_Task to carry out:_
Rename "phase-checkbox" to "phase-toggle" in the stretch from the line containing "result-tab-3[interactable]: Meter 3 bbox=[519, 244, 546, 254]" through the line containing "checkbox[interactable] bbox=[171, 344, 177, 349]", and write out those lines with everything else unchanged.

[Records from a collection]
========

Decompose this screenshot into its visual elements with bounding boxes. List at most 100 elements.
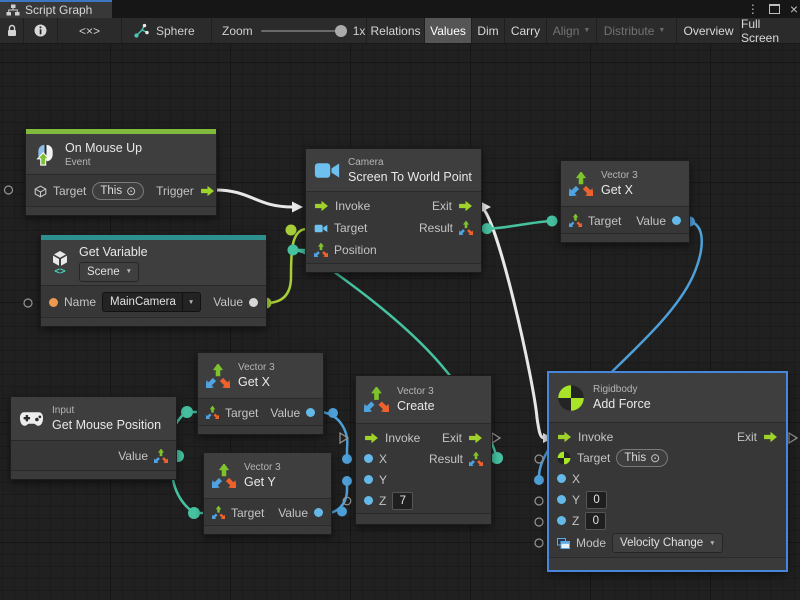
port-invoke[interactable]: Invoke: [385, 431, 420, 445]
float-port-dot[interactable]: [557, 474, 566, 483]
menu-icon[interactable]: ⋮: [747, 0, 759, 18]
values-button[interactable]: Values: [424, 18, 471, 43]
node-screen-to-world-point[interactable]: Camera Screen To World Point Invoke Exit…: [305, 148, 482, 273]
node-category: Vector 3: [601, 169, 638, 182]
maximize-icon[interactable]: [769, 4, 780, 14]
port-name[interactable]: Name: [64, 295, 96, 309]
zoom-slider-handle[interactable]: [335, 25, 347, 37]
flow-arrow-icon: [468, 432, 483, 444]
vector3-icon: [569, 172, 593, 196]
port-target[interactable]: Target: [53, 184, 86, 198]
port-y[interactable]: Y: [572, 493, 580, 507]
float-port-dot[interactable]: [314, 508, 323, 517]
string-port-dot[interactable]: [49, 298, 58, 307]
vector3-icon: [364, 387, 389, 412]
port-y[interactable]: Y: [379, 473, 387, 487]
zoom-slider[interactable]: [261, 30, 345, 32]
graph-icon: [134, 23, 149, 38]
node-get-mouse-position[interactable]: Input Get Mouse Position Value: [10, 396, 177, 480]
port-invoke[interactable]: Invoke: [335, 199, 370, 213]
port-z[interactable]: Z: [572, 514, 579, 528]
tab-script-graph[interactable]: Script Graph: [0, 0, 112, 18]
port-target[interactable]: Target: [577, 451, 610, 465]
port-z[interactable]: Z: [379, 494, 386, 508]
port-target[interactable]: Target: [334, 221, 367, 235]
float-port-dot[interactable]: [557, 516, 566, 525]
port-value[interactable]: Value: [213, 295, 243, 309]
vector3-icon: [314, 243, 328, 257]
float-port-dot[interactable]: [364, 454, 373, 463]
port-exit[interactable]: Exit: [442, 431, 462, 445]
node-add-force[interactable]: Rigidbody Add Force Invoke Exit Target T…: [548, 372, 787, 571]
float-port-dot[interactable]: [364, 475, 373, 484]
port-value[interactable]: Value: [270, 406, 300, 420]
port-trigger[interactable]: Trigger: [156, 184, 194, 198]
flow-arrow-icon: [364, 432, 379, 444]
edit-code-button[interactable]: <×>: [58, 18, 122, 43]
float-port-dot[interactable]: [557, 495, 566, 504]
z-value-field[interactable]: 0: [585, 512, 606, 530]
mode-dropdown[interactable]: Velocity Change ▼: [612, 533, 723, 553]
target-this-chip[interactable]: This ⊙: [616, 449, 668, 467]
port-target[interactable]: Target: [231, 506, 264, 520]
close-icon[interactable]: ×: [790, 0, 798, 18]
distribute-dropdown[interactable]: Distribute▼: [596, 18, 672, 43]
float-port-dot[interactable]: [364, 496, 373, 505]
port-value[interactable]: Value: [636, 214, 666, 228]
node-get-variable[interactable]: <> Get Variable Scene ▼ Name MainCamera …: [40, 234, 267, 327]
port-target[interactable]: Target: [225, 406, 258, 420]
node-title: Get X: [601, 182, 638, 198]
vector3-icon: [154, 449, 168, 463]
port-result[interactable]: Result: [429, 452, 463, 466]
object-port-dot[interactable]: [249, 298, 258, 307]
port-value[interactable]: Value: [118, 449, 148, 463]
chevron-down-icon: ▼: [182, 293, 194, 311]
carry-button[interactable]: Carry: [504, 18, 546, 43]
vector3-icon: [569, 214, 582, 227]
node-subtitle: Event: [65, 156, 142, 169]
port-exit[interactable]: Exit: [737, 430, 757, 444]
port-x[interactable]: X: [572, 472, 580, 486]
scope-icon: ⊙: [650, 452, 660, 464]
float-port-dot[interactable]: [306, 408, 315, 417]
variable-scope-dropdown[interactable]: Scene ▼: [79, 262, 139, 282]
float-port-dot[interactable]: [672, 216, 681, 225]
relations-button[interactable]: Relations: [366, 18, 424, 43]
flow-arrow-icon: [458, 200, 473, 212]
chevron-down-icon: ▼: [709, 540, 715, 547]
port-exit[interactable]: Exit: [432, 199, 452, 213]
align-dropdown[interactable]: Align▼: [546, 18, 596, 43]
node-vector3-create[interactable]: Vector 3 Create Invoke Exit X Result Y Z…: [355, 375, 492, 525]
z-value-field[interactable]: 7: [392, 492, 413, 510]
variable-name-dropdown[interactable]: MainCamera ▼: [102, 292, 201, 312]
node-on-mouse-up[interactable]: On Mouse Up Event Target This ⊙ Trigger: [25, 128, 217, 216]
port-mode[interactable]: Mode: [576, 536, 606, 550]
unity-variable-icon: <>: [49, 250, 71, 275]
port-invoke[interactable]: Invoke: [578, 430, 613, 444]
y-value-field[interactable]: 0: [586, 491, 607, 509]
node-title: Get Variable: [79, 244, 148, 260]
chevron-down-icon: ▼: [583, 27, 590, 34]
dim-button[interactable]: Dim: [471, 18, 504, 43]
node-category: Vector 3: [244, 461, 281, 474]
scope-icon: ⊙: [126, 185, 136, 197]
node-category: Vector 3: [397, 385, 435, 398]
port-result[interactable]: Result: [419, 221, 453, 235]
overview-button[interactable]: Overview: [676, 18, 740, 43]
fullscreen-button[interactable]: Full Screen: [740, 18, 800, 43]
node-get-y[interactable]: Vector 3 Get Y Target Value: [203, 452, 332, 535]
port-value[interactable]: Value: [278, 506, 308, 520]
node-get-x-top[interactable]: Vector 3 Get X Target Value: [560, 160, 690, 243]
port-position[interactable]: Position: [334, 243, 377, 257]
graph-breadcrumb[interactable]: Sphere: [122, 18, 212, 43]
node-title: Get Mouse Position: [52, 417, 161, 433]
mouse-up-icon: [34, 143, 57, 166]
port-x[interactable]: X: [379, 452, 387, 466]
lock-button[interactable]: [0, 18, 24, 43]
node-title: Create: [397, 398, 435, 414]
inspect-button[interactable]: [24, 18, 58, 43]
node-get-x-mid[interactable]: Vector 3 Get X Target Value: [197, 352, 324, 435]
gameobject-cube-icon: [34, 185, 47, 198]
target-this-chip[interactable]: This ⊙: [92, 182, 144, 200]
port-target[interactable]: Target: [588, 214, 621, 228]
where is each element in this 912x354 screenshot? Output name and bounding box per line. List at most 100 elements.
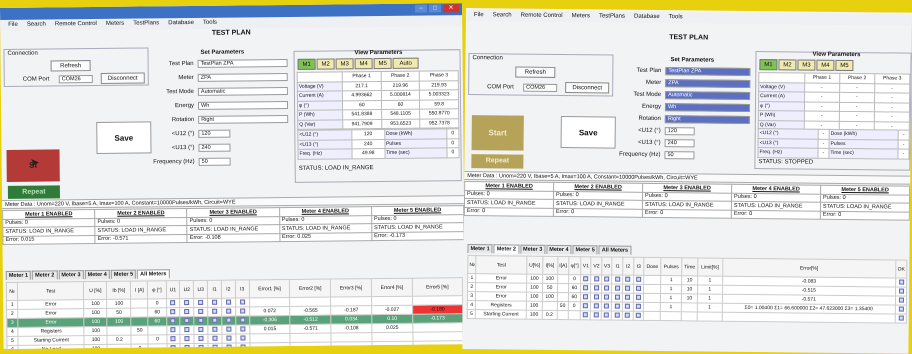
result-tab-3[interactable]: Meter 3 bbox=[519, 244, 546, 254]
com-port-select[interactable]: COM26 bbox=[523, 83, 558, 92]
refresh-button[interactable]: Refresh bbox=[50, 60, 91, 72]
menu-database[interactable]: Database bbox=[634, 14, 660, 21]
param-field[interactable]: 120 bbox=[198, 129, 230, 138]
checkbox[interactable] bbox=[604, 275, 610, 282]
phase-checkbox[interactable] bbox=[590, 283, 602, 293]
phase-checkbox[interactable] bbox=[194, 334, 209, 344]
checkbox[interactable] bbox=[171, 344, 177, 349]
phase-checkbox[interactable] bbox=[180, 334, 195, 344]
repeat-button[interactable]: Repeat bbox=[7, 185, 60, 199]
result-tab-5[interactable]: Meter 5 bbox=[572, 245, 598, 255]
menu-remote-control[interactable]: Remote Control bbox=[55, 21, 97, 28]
menu-testplans[interactable]: TestPlans bbox=[599, 13, 625, 20]
save-button[interactable]: Save bbox=[96, 121, 152, 154]
checkbox[interactable] bbox=[170, 299, 176, 305]
result-tab-3[interactable]: Meter 3 bbox=[58, 270, 84, 280]
phase-checkbox[interactable] bbox=[235, 324, 250, 335]
phase-checkbox[interactable] bbox=[580, 301, 591, 311]
param-field[interactable]: TestPlan ZPA bbox=[665, 67, 751, 76]
param-field[interactable]: ZPA bbox=[665, 79, 751, 88]
checkbox[interactable] bbox=[593, 311, 599, 317]
checkbox[interactable] bbox=[898, 288, 904, 294]
checkbox[interactable] bbox=[625, 285, 631, 291]
menu-remote-control[interactable]: Remote Control bbox=[521, 13, 563, 20]
checkbox[interactable] bbox=[198, 344, 204, 349]
checkbox[interactable] bbox=[614, 303, 620, 309]
param-field[interactable]: Wh bbox=[197, 100, 289, 110]
phase-checkbox[interactable] bbox=[207, 298, 222, 308]
param-field[interactable]: 120 bbox=[664, 127, 695, 136]
phase-checkbox[interactable] bbox=[611, 311, 623, 321]
ok-checkbox[interactable] bbox=[895, 278, 907, 288]
phase-checkbox[interactable] bbox=[601, 292, 613, 303]
meter-tab-m1[interactable]: M1 bbox=[297, 58, 316, 70]
checkbox[interactable] bbox=[583, 275, 589, 281]
checkbox[interactable] bbox=[170, 326, 176, 332]
checkbox[interactable] bbox=[593, 302, 599, 308]
result-tab-4[interactable]: Meter 4 bbox=[84, 269, 110, 280]
checkbox[interactable] bbox=[198, 308, 204, 314]
phase-checkbox[interactable] bbox=[622, 275, 634, 285]
phase-checkbox[interactable] bbox=[611, 293, 623, 303]
checkbox[interactable] bbox=[226, 335, 232, 341]
phase-checkbox[interactable] bbox=[193, 298, 208, 308]
checkbox[interactable] bbox=[212, 326, 218, 332]
checkbox[interactable] bbox=[226, 326, 232, 332]
phase-checkbox[interactable] bbox=[632, 302, 644, 312]
checkbox[interactable] bbox=[625, 294, 631, 300]
checkbox[interactable] bbox=[240, 343, 246, 349]
menu-testplans[interactable]: TestPlans bbox=[133, 20, 159, 27]
meter-tab-m1[interactable]: M1 bbox=[759, 59, 778, 71]
menu-file[interactable]: File bbox=[474, 12, 484, 19]
phase-checkbox[interactable] bbox=[612, 284, 623, 294]
menu-meters[interactable]: Meters bbox=[572, 13, 590, 20]
phase-checkbox[interactable] bbox=[622, 293, 634, 303]
phase-checkbox[interactable] bbox=[207, 307, 222, 317]
checkbox[interactable] bbox=[898, 279, 904, 285]
phase-checkbox[interactable] bbox=[611, 302, 623, 312]
phase-checkbox[interactable] bbox=[235, 306, 250, 317]
param-field[interactable]: 50 bbox=[664, 151, 695, 160]
checkbox[interactable] bbox=[240, 325, 246, 332]
checkbox[interactable] bbox=[625, 276, 631, 282]
phase-checkbox[interactable] bbox=[633, 293, 644, 303]
result-tab-5[interactable]: Meter 5 bbox=[110, 269, 137, 279]
meter-tab-auto[interactable]: Auto bbox=[392, 57, 419, 69]
checkbox[interactable] bbox=[226, 308, 232, 314]
phase-checkbox[interactable] bbox=[166, 298, 181, 308]
repeat-button[interactable]: Repeat bbox=[471, 154, 524, 169]
disconnect-button[interactable]: Disconnect bbox=[565, 82, 610, 94]
checkbox[interactable] bbox=[184, 308, 190, 314]
result-tab-2[interactable]: Meter 2 bbox=[32, 270, 58, 280]
checkbox[interactable] bbox=[212, 335, 218, 341]
meter-tab-m3[interactable]: M3 bbox=[335, 58, 354, 70]
phase-checkbox[interactable] bbox=[179, 298, 194, 308]
phase-checkbox[interactable] bbox=[221, 298, 236, 308]
checkbox[interactable] bbox=[184, 317, 190, 323]
phase-checkbox[interactable] bbox=[622, 284, 634, 294]
refresh-button[interactable]: Refresh bbox=[515, 66, 556, 78]
checkbox[interactable] bbox=[239, 298, 245, 305]
checkbox[interactable] bbox=[184, 326, 190, 332]
checkbox[interactable] bbox=[898, 315, 904, 321]
result-tab-2[interactable]: Meter 2 bbox=[493, 244, 520, 254]
menu-tools[interactable]: Tools bbox=[203, 20, 217, 27]
result-tab-6[interactable]: All Meters bbox=[137, 269, 170, 279]
phase-checkbox[interactable] bbox=[633, 284, 644, 294]
checkbox[interactable] bbox=[614, 276, 620, 282]
checkbox[interactable] bbox=[212, 308, 218, 314]
param-field[interactable]: ZPA bbox=[197, 72, 288, 82]
menu-search[interactable]: Search bbox=[493, 12, 512, 19]
result-tab-6[interactable]: All Meters bbox=[598, 245, 632, 255]
phase-checkbox[interactable] bbox=[590, 274, 602, 284]
minimize-icon[interactable]: – bbox=[414, 4, 428, 13]
phase-checkbox[interactable] bbox=[180, 307, 195, 317]
result-tab-1[interactable]: Meter 1 bbox=[467, 244, 493, 254]
checkbox[interactable] bbox=[635, 312, 641, 318]
phase-checkbox[interactable] bbox=[221, 316, 236, 326]
phase-checkbox[interactable] bbox=[235, 297, 250, 308]
checkbox[interactable] bbox=[604, 293, 610, 300]
checkbox[interactable] bbox=[593, 284, 599, 290]
phase-checkbox[interactable] bbox=[235, 315, 250, 326]
phase-checkbox[interactable] bbox=[180, 316, 195, 326]
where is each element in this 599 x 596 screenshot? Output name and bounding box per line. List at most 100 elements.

========

_Response:_
result-tab-3[interactable]: Meter 3 bbox=[519, 244, 546, 254]
com-port-select[interactable]: COM26 bbox=[523, 83, 558, 92]
refresh-button[interactable]: Refresh bbox=[50, 60, 91, 72]
menu-database[interactable]: Database bbox=[634, 14, 660, 21]
param-field[interactable]: 120 bbox=[198, 129, 230, 138]
checkbox[interactable] bbox=[604, 275, 610, 282]
phase-toggle[interactable] bbox=[590, 283, 602, 293]
phase-toggle[interactable] bbox=[194, 334, 209, 344]
checkbox[interactable] bbox=[171, 344, 177, 349]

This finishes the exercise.